[Dataset rows]
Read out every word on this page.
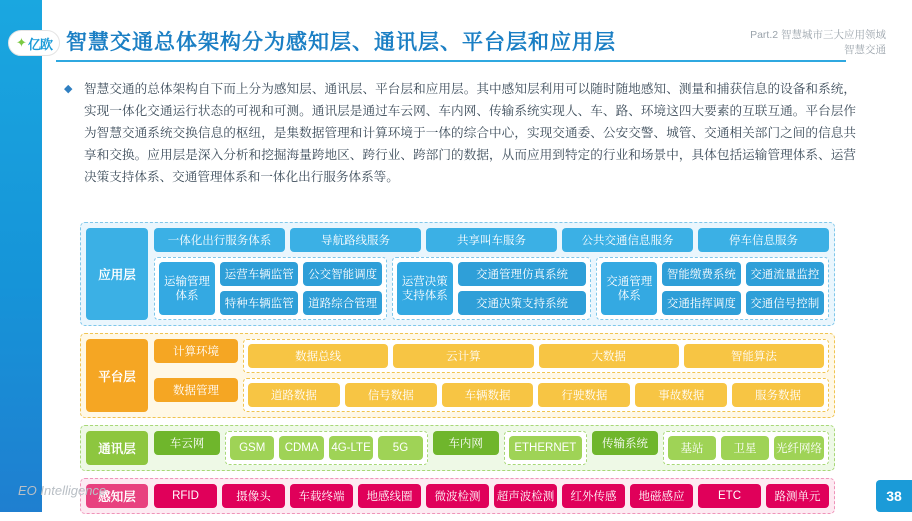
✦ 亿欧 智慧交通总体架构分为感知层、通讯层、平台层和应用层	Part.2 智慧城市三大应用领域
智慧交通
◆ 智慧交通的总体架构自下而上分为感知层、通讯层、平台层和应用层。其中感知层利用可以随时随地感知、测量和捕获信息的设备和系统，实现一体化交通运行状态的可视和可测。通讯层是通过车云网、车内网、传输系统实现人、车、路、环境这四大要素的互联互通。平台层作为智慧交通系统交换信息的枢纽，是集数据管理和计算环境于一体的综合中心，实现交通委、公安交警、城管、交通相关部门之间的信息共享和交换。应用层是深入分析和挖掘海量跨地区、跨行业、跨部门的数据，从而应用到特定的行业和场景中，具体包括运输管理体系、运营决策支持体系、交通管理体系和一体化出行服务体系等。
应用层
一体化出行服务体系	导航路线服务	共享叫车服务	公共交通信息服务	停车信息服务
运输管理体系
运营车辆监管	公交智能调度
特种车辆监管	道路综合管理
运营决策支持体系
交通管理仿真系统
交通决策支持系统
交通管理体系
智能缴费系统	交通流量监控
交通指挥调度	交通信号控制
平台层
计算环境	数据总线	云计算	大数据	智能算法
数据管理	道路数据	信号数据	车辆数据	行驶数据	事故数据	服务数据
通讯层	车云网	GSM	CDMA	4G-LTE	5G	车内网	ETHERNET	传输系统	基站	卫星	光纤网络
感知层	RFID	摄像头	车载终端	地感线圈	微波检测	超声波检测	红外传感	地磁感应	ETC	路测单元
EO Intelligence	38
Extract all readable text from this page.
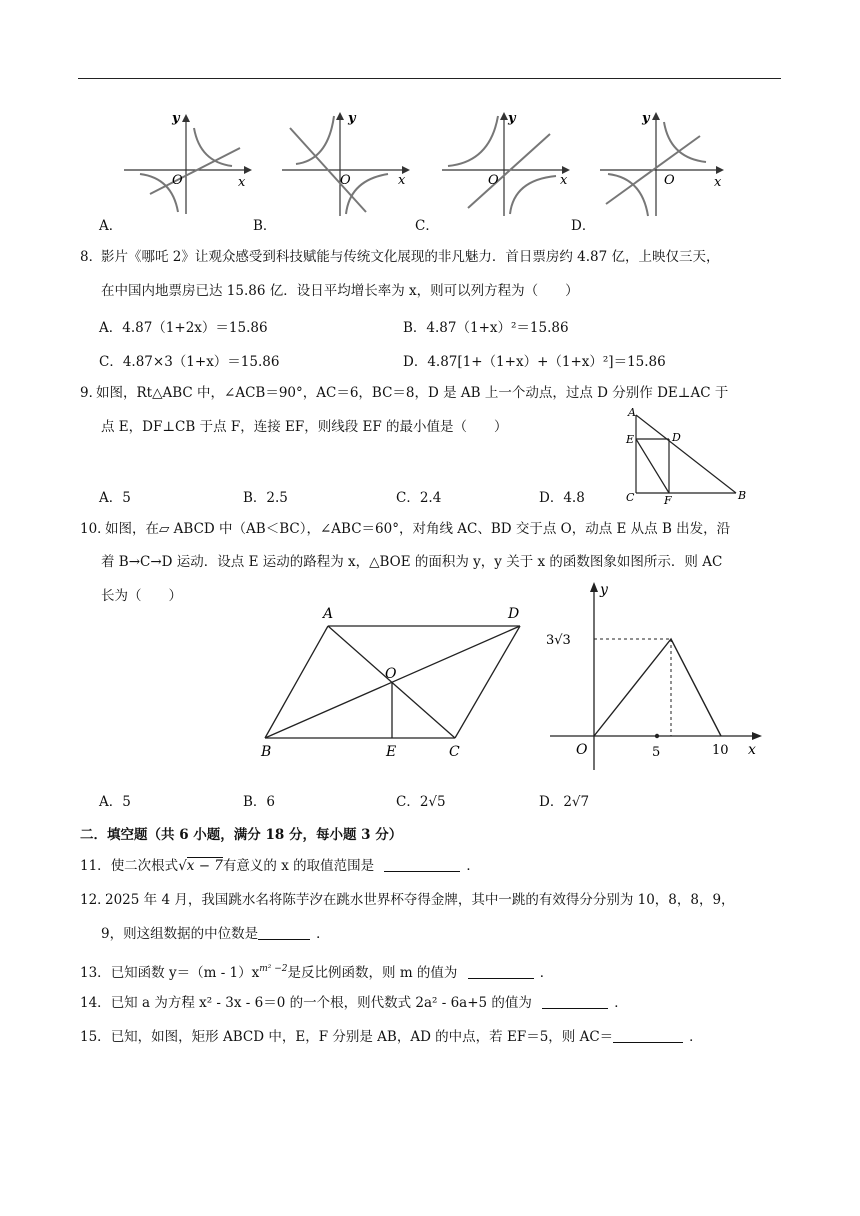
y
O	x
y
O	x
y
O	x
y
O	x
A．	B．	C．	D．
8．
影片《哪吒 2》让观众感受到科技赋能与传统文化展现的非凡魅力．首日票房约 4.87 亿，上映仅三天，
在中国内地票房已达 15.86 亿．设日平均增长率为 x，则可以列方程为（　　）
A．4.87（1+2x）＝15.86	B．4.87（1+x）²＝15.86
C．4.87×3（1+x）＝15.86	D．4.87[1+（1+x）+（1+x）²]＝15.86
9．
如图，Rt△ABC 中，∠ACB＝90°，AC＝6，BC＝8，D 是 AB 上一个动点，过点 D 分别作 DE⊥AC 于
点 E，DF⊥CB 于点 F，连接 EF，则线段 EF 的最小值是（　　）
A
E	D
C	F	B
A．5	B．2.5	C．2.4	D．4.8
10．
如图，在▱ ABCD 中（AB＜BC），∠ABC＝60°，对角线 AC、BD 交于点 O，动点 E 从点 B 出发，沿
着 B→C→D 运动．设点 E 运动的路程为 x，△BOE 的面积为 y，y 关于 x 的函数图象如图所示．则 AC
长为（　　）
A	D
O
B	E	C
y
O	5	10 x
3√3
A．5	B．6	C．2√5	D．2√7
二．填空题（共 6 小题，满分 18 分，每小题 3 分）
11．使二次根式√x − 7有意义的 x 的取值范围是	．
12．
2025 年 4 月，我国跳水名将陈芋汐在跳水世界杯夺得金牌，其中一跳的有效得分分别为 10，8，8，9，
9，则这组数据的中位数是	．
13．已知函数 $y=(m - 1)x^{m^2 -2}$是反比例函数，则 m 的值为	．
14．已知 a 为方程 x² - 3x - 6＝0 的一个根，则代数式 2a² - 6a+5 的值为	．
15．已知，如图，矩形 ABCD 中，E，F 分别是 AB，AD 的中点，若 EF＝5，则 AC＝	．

==

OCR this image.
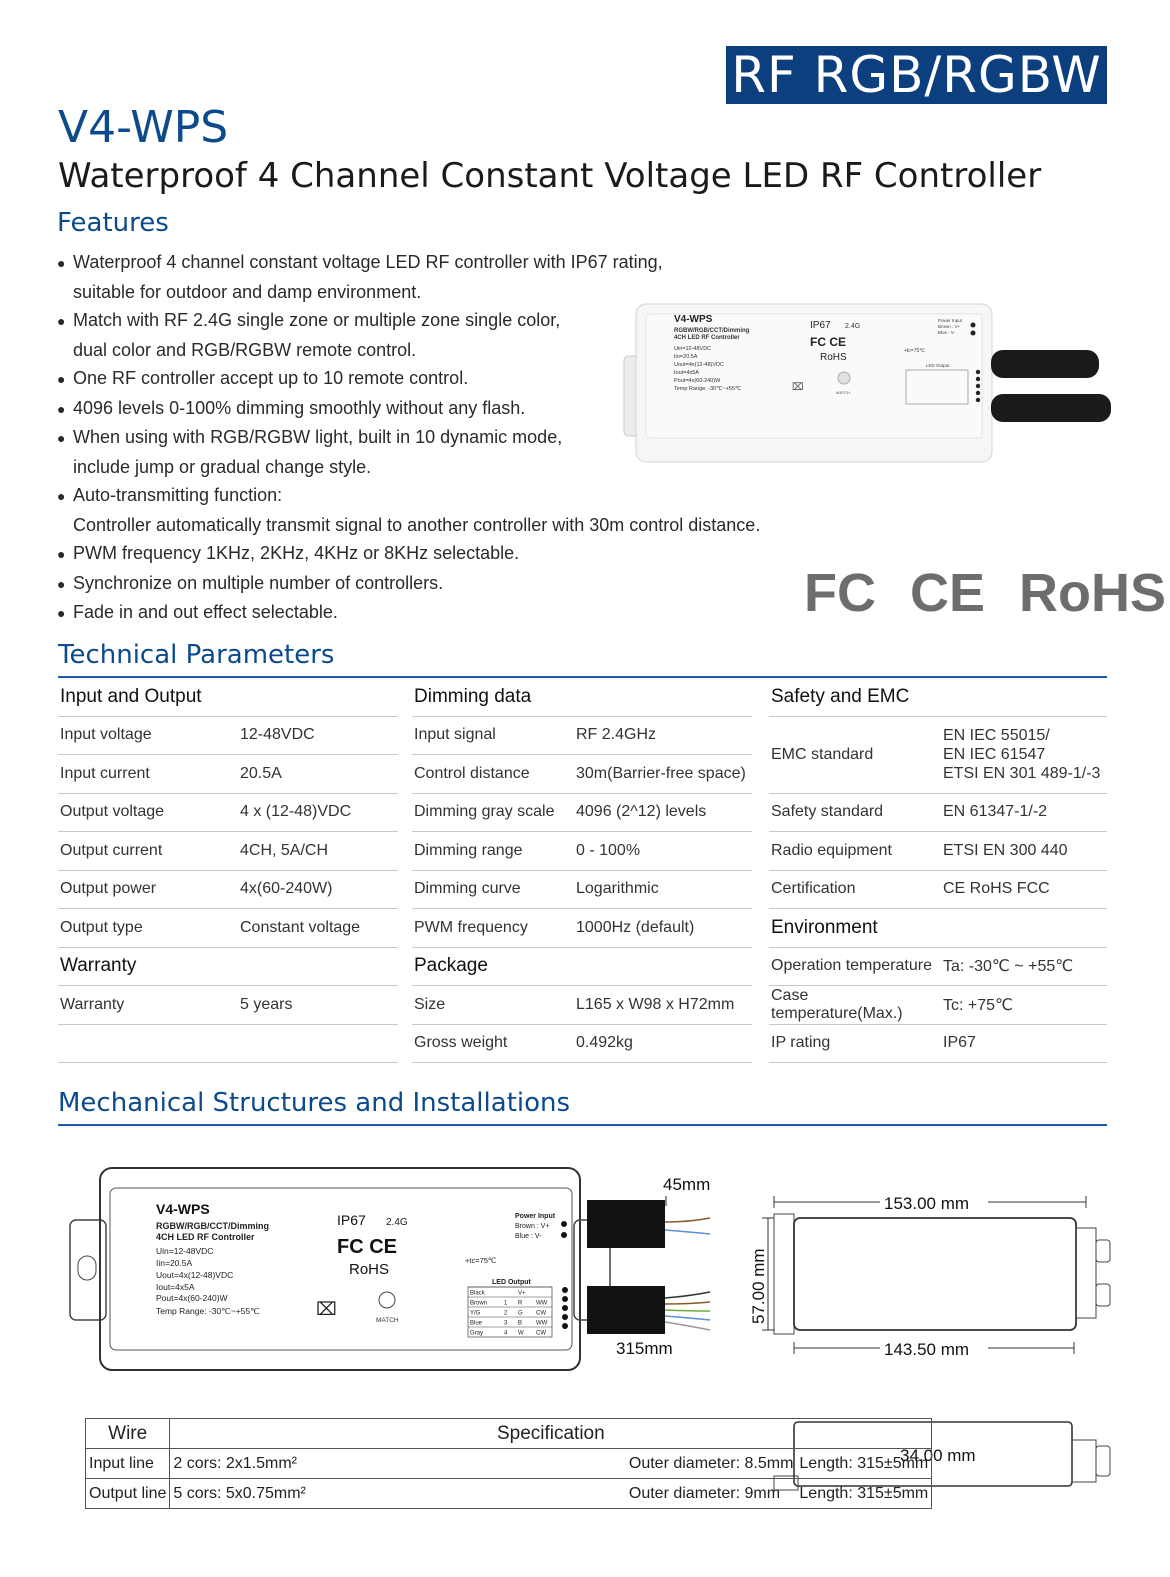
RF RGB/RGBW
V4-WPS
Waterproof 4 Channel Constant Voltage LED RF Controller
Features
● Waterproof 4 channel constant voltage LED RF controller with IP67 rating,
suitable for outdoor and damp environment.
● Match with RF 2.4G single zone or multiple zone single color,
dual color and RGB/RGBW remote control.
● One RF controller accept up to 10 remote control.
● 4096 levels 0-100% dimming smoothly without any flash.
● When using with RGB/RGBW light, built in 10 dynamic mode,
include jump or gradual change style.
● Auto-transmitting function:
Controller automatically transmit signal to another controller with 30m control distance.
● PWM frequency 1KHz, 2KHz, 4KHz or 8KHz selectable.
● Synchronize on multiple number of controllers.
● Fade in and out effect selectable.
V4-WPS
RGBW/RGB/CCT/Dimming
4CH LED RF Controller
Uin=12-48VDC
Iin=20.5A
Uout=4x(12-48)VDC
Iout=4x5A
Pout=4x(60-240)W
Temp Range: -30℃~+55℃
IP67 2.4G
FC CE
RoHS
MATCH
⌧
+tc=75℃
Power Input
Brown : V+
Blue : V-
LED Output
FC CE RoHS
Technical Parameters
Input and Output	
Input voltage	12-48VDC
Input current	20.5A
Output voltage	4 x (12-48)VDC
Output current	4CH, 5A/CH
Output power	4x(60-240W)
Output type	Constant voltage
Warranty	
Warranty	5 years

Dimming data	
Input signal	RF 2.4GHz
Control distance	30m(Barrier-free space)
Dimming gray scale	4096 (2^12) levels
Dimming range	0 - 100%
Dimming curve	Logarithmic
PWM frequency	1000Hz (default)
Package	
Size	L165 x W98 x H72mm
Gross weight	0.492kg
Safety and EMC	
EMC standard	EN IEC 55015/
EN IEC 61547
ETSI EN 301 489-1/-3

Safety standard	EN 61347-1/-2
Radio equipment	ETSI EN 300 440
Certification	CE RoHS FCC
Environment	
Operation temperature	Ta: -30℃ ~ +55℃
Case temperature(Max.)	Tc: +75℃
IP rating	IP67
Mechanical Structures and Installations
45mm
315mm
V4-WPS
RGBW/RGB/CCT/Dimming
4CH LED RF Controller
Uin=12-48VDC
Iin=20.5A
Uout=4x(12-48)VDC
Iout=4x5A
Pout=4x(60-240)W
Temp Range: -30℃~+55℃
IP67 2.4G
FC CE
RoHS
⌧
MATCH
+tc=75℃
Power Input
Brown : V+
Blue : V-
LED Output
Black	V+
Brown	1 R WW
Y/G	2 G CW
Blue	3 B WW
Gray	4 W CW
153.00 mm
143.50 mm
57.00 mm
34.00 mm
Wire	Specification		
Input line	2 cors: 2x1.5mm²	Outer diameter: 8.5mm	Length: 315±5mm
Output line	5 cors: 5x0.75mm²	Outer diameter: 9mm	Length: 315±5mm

### Given request
Tally how many lines of the material contain the word "color". The answer must be the number and nothing else.

### Task output
2